Records –
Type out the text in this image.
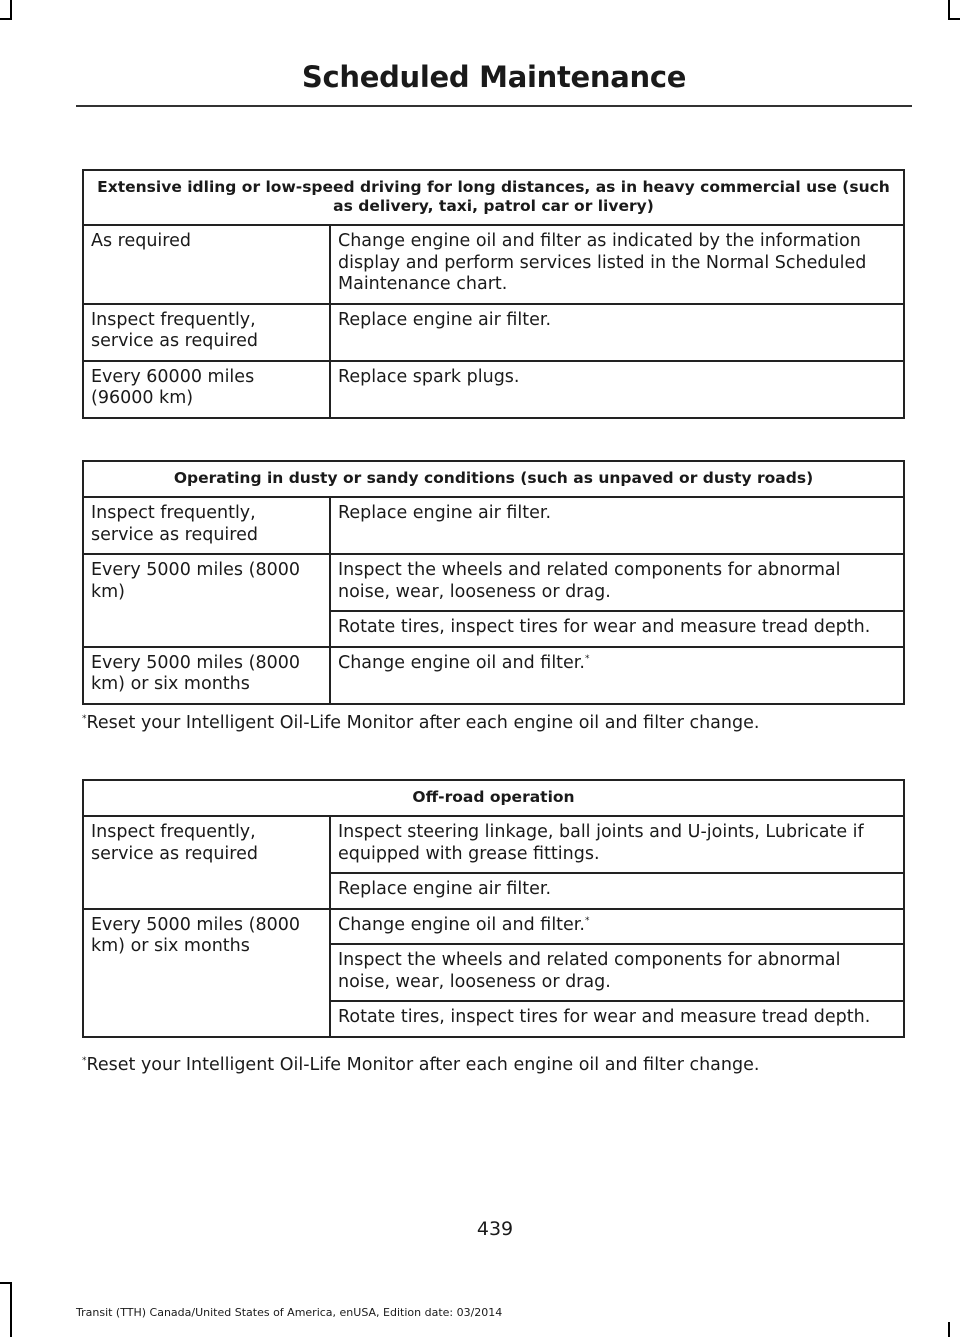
Scheduled Maintenance
Extensive idling or low-speed driving for long distances, as in heavy commercial use (such as delivery, taxi, patrol car or livery)	
As required	Change engine oil and filter as indicated by the information display and perform services listed in the Normal Scheduled Maintenance chart.
Inspect frequently, service as required	Replace engine air filter.
Every 60000 miles (96000 km)	Replace spark plugs.
Operating in dusty or sandy conditions (such as unpaved or dusty roads)	
Inspect frequently, service as required	Replace engine air filter.
Every 5000 miles (8000 km)	Inspect the wheels and related components for abnormal noise, wear, looseness or drag.
	Rotate tires, inspect tires for wear and measure tread depth.
Every 5000 miles (8000 km) or six months	Change engine oil and filter.*
*Reset your Intelligent Oil-Life Monitor after each engine oil and filter change.
Off-road operation	
Inspect frequently, service as required	Inspect steering linkage, ball joints and U-joints, Lubricate if equipped with grease fittings.
	Replace engine air filter.
Every 5000 miles (8000 km) or six months	Change engine oil and filter.*
	Inspect the wheels and related components for abnormal noise, wear, looseness or drag.
	Rotate tires, inspect tires for wear and measure tread depth.
*Reset your Intelligent Oil-Life Monitor after each engine oil and filter change.
439
Transit (TTH) Canada/United States of America, enUSA, Edition date: 03/2014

Directions for this task – Copy each line of the records above that carries the word "Replace".

Correct result –
Inspect frequently, service as required	Replace engine air filter.
Every 60000 miles (96000 km)	Replace spark plugs.
Inspect frequently, service as required	Replace engine air filter.
	Replace engine air filter.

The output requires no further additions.